_Work to complete_: All material below is to be reproduced exactly.

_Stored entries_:
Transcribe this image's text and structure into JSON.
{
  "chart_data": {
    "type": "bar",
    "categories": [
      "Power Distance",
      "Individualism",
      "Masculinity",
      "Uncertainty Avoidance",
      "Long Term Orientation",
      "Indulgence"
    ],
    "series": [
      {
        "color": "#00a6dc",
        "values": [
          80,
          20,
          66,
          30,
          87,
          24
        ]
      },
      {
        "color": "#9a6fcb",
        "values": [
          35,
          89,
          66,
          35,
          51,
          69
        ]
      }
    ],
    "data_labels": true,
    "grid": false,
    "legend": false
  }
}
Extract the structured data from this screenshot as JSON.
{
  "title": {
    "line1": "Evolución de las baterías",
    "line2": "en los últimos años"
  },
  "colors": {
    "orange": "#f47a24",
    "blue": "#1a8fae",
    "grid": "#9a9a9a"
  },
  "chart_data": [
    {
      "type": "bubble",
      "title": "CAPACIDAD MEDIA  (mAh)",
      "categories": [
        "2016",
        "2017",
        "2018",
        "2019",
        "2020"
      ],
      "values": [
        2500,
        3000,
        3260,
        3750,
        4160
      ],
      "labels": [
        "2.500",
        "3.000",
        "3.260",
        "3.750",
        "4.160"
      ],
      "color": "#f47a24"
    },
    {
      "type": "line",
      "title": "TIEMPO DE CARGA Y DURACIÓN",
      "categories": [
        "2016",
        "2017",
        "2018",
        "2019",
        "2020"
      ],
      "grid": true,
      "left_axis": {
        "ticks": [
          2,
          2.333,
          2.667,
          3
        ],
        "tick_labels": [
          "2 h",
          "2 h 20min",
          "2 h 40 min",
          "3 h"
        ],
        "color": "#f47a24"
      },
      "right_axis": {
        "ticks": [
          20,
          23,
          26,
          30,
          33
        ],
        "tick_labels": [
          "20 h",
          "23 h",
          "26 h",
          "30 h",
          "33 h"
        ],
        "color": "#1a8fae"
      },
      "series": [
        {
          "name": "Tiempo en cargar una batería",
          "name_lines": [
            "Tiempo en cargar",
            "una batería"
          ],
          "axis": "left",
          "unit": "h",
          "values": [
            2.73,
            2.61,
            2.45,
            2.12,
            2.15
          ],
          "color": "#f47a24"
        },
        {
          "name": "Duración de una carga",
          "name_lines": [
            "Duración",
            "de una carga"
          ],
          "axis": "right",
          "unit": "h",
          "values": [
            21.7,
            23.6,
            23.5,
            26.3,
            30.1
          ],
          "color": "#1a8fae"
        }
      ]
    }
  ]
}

_Answer_:
Transcribe this image's text and structure into JSON.
{
  "chart_data": {
    "type": "bar",
    "categories": [
      "Power Distance",
      "Individualism",
      "Masculinity",
      "Uncertainty Avoidance",
      "Long Term Orientation",
      "Indulgence"
    ],
    "series": [
      {
        "color": "#00a6dc",
        "values": [
          80,
          20,
          66,
          30,
          87,
          24
        ]
      },
      {
        "color": "#9a6fcb",
        "values": [
          35,
          89,
          66,
          35,
          51,
          69
        ]
      }
    ],
    "data_labels": true,
    "grid": false,
    "legend": false
  }
}
Extract the structured data from this screenshot as JSON.
{
  "title": {
    "line1": "Evolución de las baterías",
    "line2": "en los últimos años"
  },
  "colors": {
    "orange": "#f47a24",
    "blue": "#1a8fae",
    "grid": "#9a9a9a"
  },
  "chart_data": [
    {
      "type": "bubble",
      "title": "CAPACIDAD MEDIA  (mAh)",
      "categories": [
        "2016",
        "2017",
        "2018",
        "2019",
        "2020"
      ],
      "values": [
        2500,
        3000,
        3260,
        3750,
        4160
      ],
      "labels": [
        "2.500",
        "3.000",
        "3.260",
        "3.750",
        "4.160"
      ],
      "color": "#f47a24"
    },
    {
      "type": "line",
      "title": "TIEMPO DE CARGA Y DURACIÓN",
      "categories": [
        "2016",
        "2017",
        "2018",
        "2019",
        "2020"
      ],
      "grid": true,
      "left_axis": {
        "ticks": [
          2,
          2.333,
          2.667,
          3
        ],
        "tick_labels": [
          "2 h",
          "2 h 20min",
          "2 h 40 min",
          "3 h"
        ],
        "color": "#f47a24"
      },
      "right_axis": {
        "ticks": [
          20,
          23,
          26,
          30,
          33
        ],
        "tick_labels": [
          "20 h",
          "23 h",
          "26 h",
          "30 h",
          "33 h"
        ],
        "color": "#1a8fae"
      },
      "series": [
        {
          "name": "Tiempo en cargar una batería",
          "name_lines": [
            "Tiempo en cargar",
            "una batería"
          ],
          "axis": "left",
          "unit": "h",
          "values": [
            2.73,
            2.61,
            2.45,
            2.12,
            2.15
          ],
          "color": "#f47a24"
        },
        {
          "name": "Duración de una carga",
          "name_lines": [
            "Duración",
            "de una carga"
          ],
          "axis": "right",
          "unit": "h",
          "values": [
            21.7,
            23.6,
            23.5,
            26.3,
            30.1
          ],
          "color": "#1a8fae"
        }
      ]
    }
  ]
}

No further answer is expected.